## Start INPUT RECORDS

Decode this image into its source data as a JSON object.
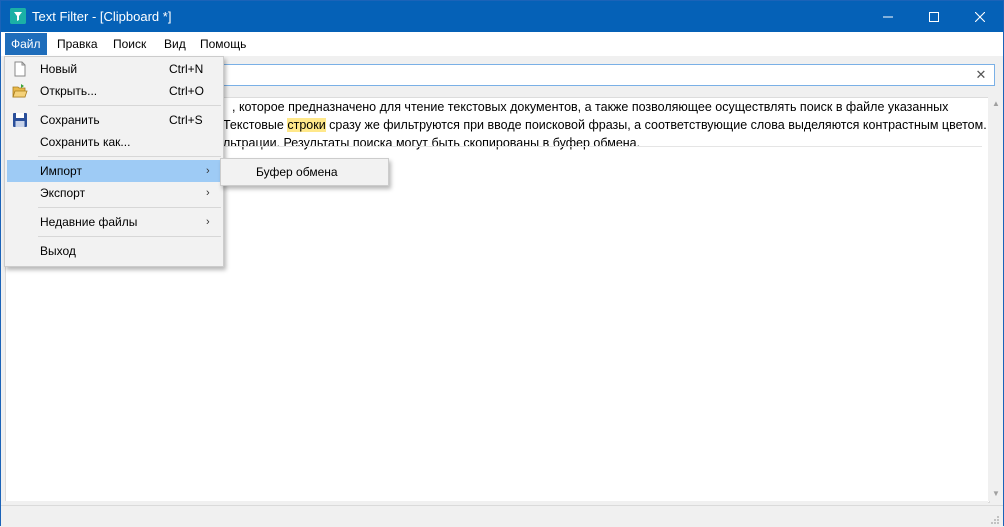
{
  "window": {
    "title": "Text Filter - [Clipboard *]",
    "title_color": "#0561b7"
  },
  "menubar": {
    "items": [
      {
        "label": "Файл",
        "active": true
      },
      {
        "label": "Правка"
      },
      {
        "label": "Поиск"
      },
      {
        "label": "Вид"
      },
      {
        "label": "Помощь"
      }
    ]
  },
  "filter": {
    "value": "",
    "clear_icon": "close-icon"
  },
  "content": {
    "lines": [
      {
        "before": ", которое предназначено для чтение текстовых документов, а также позволяющее осуществлять поиск в файле указанных",
        "highlight": "",
        "after": ""
      },
      {
        "before": "Текстовые ",
        "highlight": "строки",
        "after": " сразу же фильтруются при вводе поисковой фразы, а соответствующие слова выделяются контрастным цветом."
      },
      {
        "before": "ильтрации. Результаты поиска могут быть скопированы в буфер обмена.",
        "highlight": "",
        "after": ""
      }
    ],
    "highlight_color": "#ffe88a"
  },
  "file_menu": {
    "items": [
      {
        "label": "Новый",
        "shortcut": "Ctrl+N",
        "icon": "new-file-icon"
      },
      {
        "label": "Открыть...",
        "shortcut": "Ctrl+O",
        "icon": "open-folder-icon"
      },
      {
        "label": "Сохранить",
        "shortcut": "Ctrl+S",
        "icon": "save-icon"
      },
      {
        "label": "Сохранить как...",
        "shortcut": ""
      },
      {
        "label": "Импорт",
        "submenu": true
      },
      {
        "label": "Экспорт",
        "submenu": true
      },
      {
        "label": "Недавние файлы",
        "submenu": true
      },
      {
        "label": "Выход"
      }
    ],
    "hover_color": "#9ecbf5"
  },
  "import_submenu": {
    "items": [
      {
        "label": "Буфер обмена"
      }
    ]
  }
}
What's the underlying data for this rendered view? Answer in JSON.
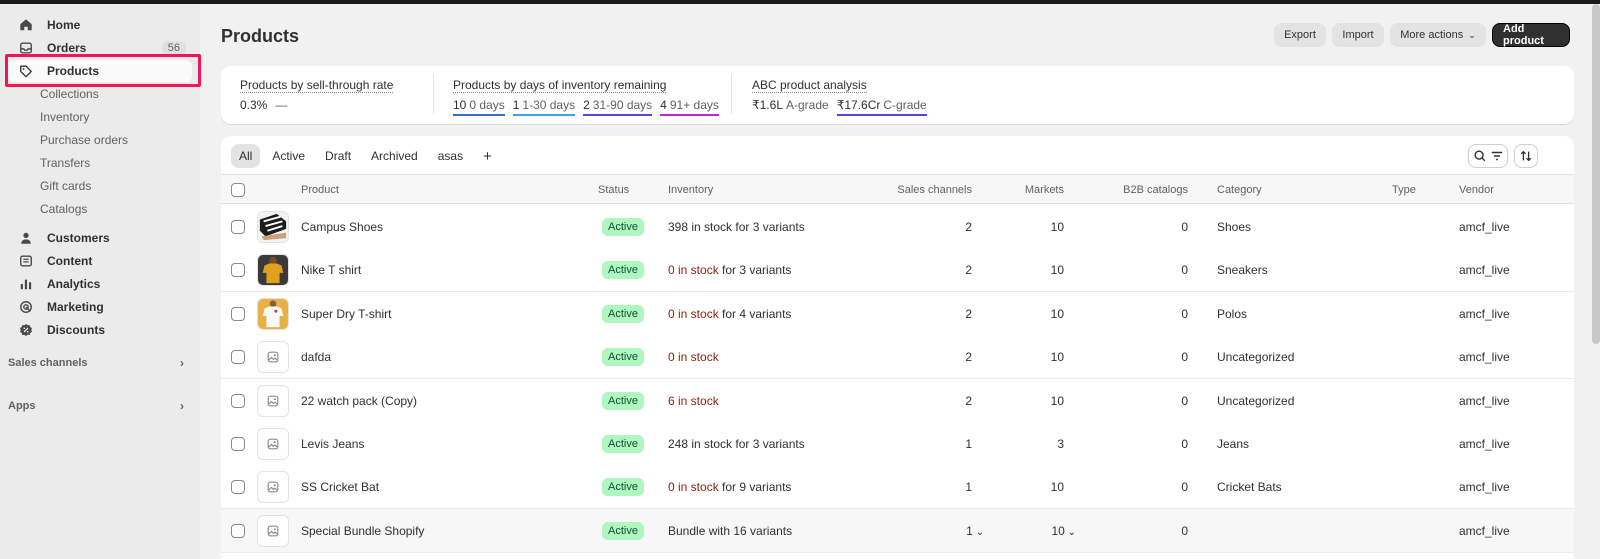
{
  "sidebar": {
    "items": [
      {
        "label": "Home"
      },
      {
        "label": "Orders",
        "badge": "56"
      },
      {
        "label": "Products"
      },
      {
        "label": "Customers"
      },
      {
        "label": "Content"
      },
      {
        "label": "Analytics"
      },
      {
        "label": "Marketing"
      },
      {
        "label": "Discounts"
      }
    ],
    "product_sub": [
      "Collections",
      "Inventory",
      "Purchase orders",
      "Transfers",
      "Gift cards",
      "Catalogs"
    ],
    "sections": [
      "Sales channels",
      "Apps"
    ]
  },
  "header": {
    "title": "Products",
    "export_label": "Export",
    "import_label": "Import",
    "more_label": "More actions",
    "add_label": "Add product"
  },
  "metrics": {
    "sell_through": {
      "title": "Products by sell-through rate",
      "value": "0.3%",
      "trend": "—"
    },
    "days_inventory": {
      "title": "Products by days of inventory remaining",
      "segments": [
        {
          "num": "10",
          "label": "0 days",
          "color": "#2c6ecb"
        },
        {
          "num": "1",
          "label": "1-30 days",
          "color": "#36a2eb"
        },
        {
          "num": "2",
          "label": "31-90 days",
          "color": "#4f46e5"
        },
        {
          "num": "4",
          "label": "91+ days",
          "color": "#c026d3"
        }
      ]
    },
    "abc": {
      "title": "ABC product analysis",
      "segments": [
        {
          "num": "₹1.6L",
          "label": "A-grade",
          "color": ""
        },
        {
          "num": "₹17.6Cr",
          "label": "C-grade",
          "color": "#4f46e5"
        }
      ]
    }
  },
  "tabs": [
    "All",
    "Active",
    "Draft",
    "Archived",
    "asas",
    "+"
  ],
  "table": {
    "columns": {
      "product": "Product",
      "status": "Status",
      "inventory": "Inventory",
      "sales_channels": "Sales channels",
      "markets": "Markets",
      "b2b": "B2B catalogs",
      "category": "Category",
      "type": "Type",
      "vendor": "Vendor"
    },
    "rows": [
      {
        "product": "Campus Shoes",
        "status": "Active",
        "inv_warn": "",
        "inv_rest": "398 in stock for 3 variants",
        "sales": "2",
        "markets": "10",
        "b2b": "0",
        "category": "Shoes",
        "vendor": "amcf_live",
        "thumb": "shoe"
      },
      {
        "product": "Nike T shirt",
        "status": "Active",
        "inv_warn": "0 in stock",
        "inv_rest": " for 3 variants",
        "sales": "2",
        "markets": "10",
        "b2b": "0",
        "category": "Sneakers",
        "vendor": "amcf_live",
        "thumb": "tshirt-dark"
      },
      {
        "product": "Super Dry T-shirt",
        "status": "Active",
        "inv_warn": "0 in stock",
        "inv_rest": " for 4 variants",
        "sales": "2",
        "markets": "10",
        "b2b": "0",
        "category": "Polos",
        "vendor": "amcf_live",
        "thumb": "tshirt-white"
      },
      {
        "product": "dafda",
        "status": "Active",
        "inv_warn": "0 in stock",
        "inv_rest": "",
        "sales": "2",
        "markets": "10",
        "b2b": "0",
        "category": "Uncategorized",
        "vendor": "amcf_live",
        "thumb": "placeholder"
      },
      {
        "product": "22 watch pack (Copy)",
        "status": "Active",
        "inv_warn": "6 in stock",
        "inv_rest": "",
        "sales": "2",
        "markets": "10",
        "b2b": "0",
        "category": "Uncategorized",
        "vendor": "amcf_live",
        "thumb": "placeholder"
      },
      {
        "product": "Levis Jeans",
        "status": "Active",
        "inv_warn": "",
        "inv_rest": "248 in stock for 3 variants",
        "sales": "1",
        "markets": "3",
        "b2b": "0",
        "category": "Jeans",
        "vendor": "amcf_live",
        "thumb": "placeholder"
      },
      {
        "product": "SS Cricket Bat",
        "status": "Active",
        "inv_warn": "0 in stock",
        "inv_rest": " for 9 variants",
        "sales": "1",
        "markets": "10",
        "b2b": "0",
        "category": "Cricket Bats",
        "vendor": "amcf_live",
        "thumb": "placeholder"
      },
      {
        "product": "Special Bundle Shopify",
        "status": "Active",
        "inv_warn": "",
        "inv_rest": "Bundle with 16 variants",
        "sales": "1",
        "markets": "10",
        "b2b": "0",
        "category": "",
        "vendor": "amcf_live",
        "thumb": "placeholder",
        "dropdowns": true
      }
    ]
  }
}
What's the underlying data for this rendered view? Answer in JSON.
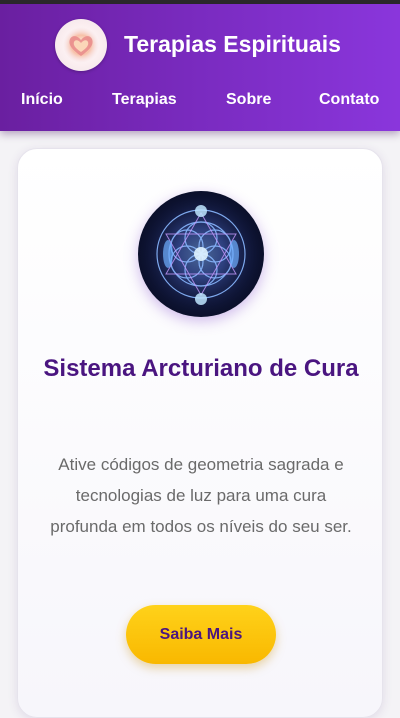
{
  "header": {
    "logo_icon": "heart-logo-icon",
    "title": "Terapias Espirituais",
    "gradient_start": "#6a1fa0",
    "gradient_end": "#8a36dc"
  },
  "nav": {
    "items": [
      {
        "label": "Início"
      },
      {
        "label": "Terapias"
      },
      {
        "label": "Sobre"
      },
      {
        "label": "Contato"
      }
    ]
  },
  "card": {
    "image_icon": "sacred-geometry-icon",
    "title": "Sistema Arcturiano de Cura",
    "description": "Ative códigos de geometria sagrada e tecnologias de luz para uma cura profunda em todos os níveis do seu ser.",
    "button_label": "Saiba Mais",
    "title_color": "#4a1580",
    "button_color": "#ffc400"
  }
}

## End INPUT RECORDS

Leave out the pictures and return every record word for word.

TASK SOLUTION:
Decode this image into its source data as a JSON object.
{
  "window": {
    "title": "Text Filter - [Clipboard *]",
    "title_color": "#0561b7"
  },
  "menubar": {
    "items": [
      {
        "label": "Файл",
        "active": true
      },
      {
        "label": "Правка"
      },
      {
        "label": "Поиск"
      },
      {
        "label": "Вид"
      },
      {
        "label": "Помощь"
      }
    ]
  },
  "filter": {
    "value": "",
    "clear_icon": "close-icon"
  },
  "content": {
    "lines": [
      {
        "before": ", которое предназначено для чтение текстовых документов, а также позволяющее осуществлять поиск в файле указанных",
        "highlight": "",
        "after": ""
      },
      {
        "before": "Текстовые ",
        "highlight": "строки",
        "after": " сразу же фильтруются при вводе поисковой фразы, а соответствующие слова выделяются контрастным цветом."
      },
      {
        "before": "ильтрации. Результаты поиска могут быть скопированы в буфер обмена.",
        "highlight": "",
        "after": ""
      }
    ],
    "highlight_color": "#ffe88a"
  },
  "file_menu": {
    "items": [
      {
        "label": "Новый",
        "shortcut": "Ctrl+N",
        "icon": "new-file-icon"
      },
      {
        "label": "Открыть...",
        "shortcut": "Ctrl+O",
        "icon": "open-folder-icon"
      },
      {
        "label": "Сохранить",
        "shortcut": "Ctrl+S",
        "icon": "save-icon"
      },
      {
        "label": "Сохранить как...",
        "shortcut": ""
      },
      {
        "label": "Импорт",
        "submenu": true
      },
      {
        "label": "Экспорт",
        "submenu": true
      },
      {
        "label": "Недавние файлы",
        "submenu": true
      },
      {
        "label": "Выход"
      }
    ],
    "hover_color": "#9ecbf5"
  },
  "import_submenu": {
    "items": [
      {
        "label": "Буфер обмена"
      }
    ]
  }
}
What's the underlying data for this rendered view? Answer in JSON.
{
  "sidebar": {
    "items": [
      {
        "label": "Home"
      },
      {
        "label": "Orders",
        "badge": "56"
      },
      {
        "label": "Products"
      },
      {
        "label": "Customers"
      },
      {
        "label": "Content"
      },
      {
        "label": "Analytics"
      },
      {
        "label": "Marketing"
      },
      {
        "label": "Discounts"
      }
    ],
    "product_sub": [
      "Collections",
      "Inventory",
      "Purchase orders",
      "Transfers",
      "Gift cards",
      "Catalogs"
    ],
    "sections": [
      "Sales channels",
      "Apps"
    ]
  },
  "header": {
    "title": "Products",
    "export_label": "Export",
    "import_label": "Import",
    "more_label": "More actions",
    "add_label": "Add product"
  },
  "metrics": {
    "sell_through": {
      "title": "Products by sell-through rate",
      "value": "0.3%",
      "trend": "—"
    },
    "days_inventory": {
      "title": "Products by days of inventory remaining",
      "segments": [
        {
          "num": "10",
          "label": "0 days",
          "color": "#2c6ecb"
        },
        {
          "num": "1",
          "label": "1-30 days",
          "color": "#36a2eb"
        },
        {
          "num": "2",
          "label": "31-90 days",
          "color": "#4f46e5"
        },
        {
          "num": "4",
          "label": "91+ days",
          "color": "#c026d3"
        }
      ]
    },
    "abc": {
      "title": "ABC product analysis",
      "segments": [
        {
          "num": "₹1.6L",
          "label": "A-grade",
          "color": ""
        },
        {
          "num": "₹17.6Cr",
          "label": "C-grade",
          "color": "#4f46e5"
        }
      ]
    }
  },
  "tabs": [
    "All",
    "Active",
    "Draft",
    "Archived",
    "asas",
    "+"
  ],
  "table": {
    "columns": {
      "product": "Product",
      "status": "Status",
      "inventory": "Inventory",
      "sales_channels": "Sales channels",
      "markets": "Markets",
      "b2b": "B2B catalogs",
      "category": "Category",
      "type": "Type",
      "vendor": "Vendor"
    },
    "rows": [
      {
        "product": "Campus Shoes",
        "status": "Active",
        "inv_warn": "",
        "inv_rest": "398 in stock for 3 variants",
        "sales": "2",
        "markets": "10",
        "b2b": "0",
        "category": "Shoes",
        "vendor": "amcf_live",
        "thumb": "shoe"
      },
      {
        "product": "Nike T shirt",
        "status": "Active",
        "inv_warn": "0 in stock",
        "inv_rest": " for 3 variants",
        "sales": "2",
        "markets": "10",
        "b2b": "0",
        "category": "Sneakers",
        "vendor": "amcf_live",
        "thumb": "tshirt-dark"
      },
      {
        "product": "Super Dry T-shirt",
        "status": "Active",
        "inv_warn": "0 in stock",
        "inv_rest": " for 4 variants",
        "sales": "2",
        "markets": "10",
        "b2b": "0",
        "category": "Polos",
        "vendor": "amcf_live",
        "thumb": "tshirt-white"
      },
      {
        "product": "dafda",
        "status": "Active",
        "inv_warn": "0 in stock",
        "inv_rest": "",
        "sales": "2",
        "markets": "10",
        "b2b": "0",
        "category": "Uncategorized",
        "vendor": "amcf_live",
        "thumb": "placeholder"
      },
      {
        "product": "22 watch pack (Copy)",
        "status": "Active",
        "inv_warn": "6 in stock",
        "inv_rest": "",
        "sales": "2",
        "markets": "10",
        "b2b": "0",
        "category": "Uncategorized",
        "vendor": "amcf_live",
        "thumb": "placeholder"
      },
      {
        "product": "Levis Jeans",
        "status": "Active",
        "inv_warn": "",
        "inv_rest": "248 in stock for 3 variants",
        "sales": "1",
        "markets": "3",
        "b2b": "0",
        "category": "Jeans",
        "vendor": "amcf_live",
        "thumb": "placeholder"
      },
      {
        "product": "SS Cricket Bat",
        "status": "Active",
        "inv_warn": "0 in stock",
        "inv_rest": " for 9 variants",
        "sales": "1",
        "markets": "10",
        "b2b": "0",
        "category": "Cricket Bats",
        "vendor": "amcf_live",
        "thumb": "placeholder"
      },
      {
        "product": "Special Bundle Shopify",
        "status": "Active",
        "inv_warn": "",
        "inv_rest": "Bundle with 16 variants",
        "sales": "1",
        "markets": "10",
        "b2b": "0",
        "category": "",
        "vendor": "amcf_live",
        "thumb": "placeholder",
        "dropdowns": true
      }
    ]
  }
}
What's the underlying data for this rendered view? Answer in JSON.
{
  "header": {
    "logo_icon": "heart-logo-icon",
    "title": "Terapias Espirituais",
    "gradient_start": "#6a1fa0",
    "gradient_end": "#8a36dc"
  },
  "nav": {
    "items": [
      {
        "label": "Início"
      },
      {
        "label": "Terapias"
      },
      {
        "label": "Sobre"
      },
      {
        "label": "Contato"
      }
    ]
  },
  "card": {
    "image_icon": "sacred-geometry-icon",
    "title": "Sistema Arcturiano de Cura",
    "description": "Ative códigos de geometria sagrada e tecnologias de luz para uma cura profunda em todos os níveis do seu ser.",
    "button_label": "Saiba Mais",
    "title_color": "#4a1580",
    "button_color": "#ffc400"
  }
}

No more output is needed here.